> [Extracted records]
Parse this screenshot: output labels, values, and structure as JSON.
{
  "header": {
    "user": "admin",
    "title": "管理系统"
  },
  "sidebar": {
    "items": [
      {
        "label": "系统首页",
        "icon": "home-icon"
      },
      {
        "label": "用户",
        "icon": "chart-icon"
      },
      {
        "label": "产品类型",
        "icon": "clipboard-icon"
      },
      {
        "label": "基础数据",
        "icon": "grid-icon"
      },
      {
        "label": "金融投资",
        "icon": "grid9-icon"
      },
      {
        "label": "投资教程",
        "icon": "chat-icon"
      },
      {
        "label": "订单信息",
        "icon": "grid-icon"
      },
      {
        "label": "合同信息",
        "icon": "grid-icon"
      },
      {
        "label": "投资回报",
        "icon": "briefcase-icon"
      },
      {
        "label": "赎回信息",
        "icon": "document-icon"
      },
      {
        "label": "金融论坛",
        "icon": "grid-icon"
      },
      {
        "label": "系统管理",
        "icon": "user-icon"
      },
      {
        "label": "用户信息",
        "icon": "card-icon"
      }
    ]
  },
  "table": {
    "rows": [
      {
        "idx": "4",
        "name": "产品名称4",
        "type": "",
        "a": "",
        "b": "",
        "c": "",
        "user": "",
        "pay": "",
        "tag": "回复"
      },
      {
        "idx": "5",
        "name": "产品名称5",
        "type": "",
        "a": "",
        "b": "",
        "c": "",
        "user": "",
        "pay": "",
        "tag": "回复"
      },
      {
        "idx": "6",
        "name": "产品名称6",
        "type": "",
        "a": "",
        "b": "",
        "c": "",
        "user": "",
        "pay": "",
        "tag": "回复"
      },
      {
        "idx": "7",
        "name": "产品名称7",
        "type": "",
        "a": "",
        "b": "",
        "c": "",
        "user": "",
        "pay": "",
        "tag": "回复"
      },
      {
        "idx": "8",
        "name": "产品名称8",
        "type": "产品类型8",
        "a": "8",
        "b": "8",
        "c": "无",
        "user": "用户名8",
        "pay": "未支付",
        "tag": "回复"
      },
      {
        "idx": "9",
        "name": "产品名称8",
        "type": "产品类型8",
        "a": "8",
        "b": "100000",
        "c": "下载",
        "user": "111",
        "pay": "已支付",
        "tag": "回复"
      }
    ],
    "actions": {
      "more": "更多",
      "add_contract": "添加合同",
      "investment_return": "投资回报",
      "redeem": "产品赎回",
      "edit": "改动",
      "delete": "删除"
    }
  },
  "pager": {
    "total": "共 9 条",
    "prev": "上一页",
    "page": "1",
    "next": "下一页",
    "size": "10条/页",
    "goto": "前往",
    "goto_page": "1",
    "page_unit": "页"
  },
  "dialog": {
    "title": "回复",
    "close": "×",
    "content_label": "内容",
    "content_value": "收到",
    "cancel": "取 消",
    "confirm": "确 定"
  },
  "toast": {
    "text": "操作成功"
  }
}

> [Request] From the entries above, extract every line where the word "name" appears.

> [Exercise solution]
        "name": "产品名称4",
        "name": "产品名称5",
        "name": "产品名称6",
        "name": "产品名称7",
        "name": "产品名称8",
        "name": "产品名称8",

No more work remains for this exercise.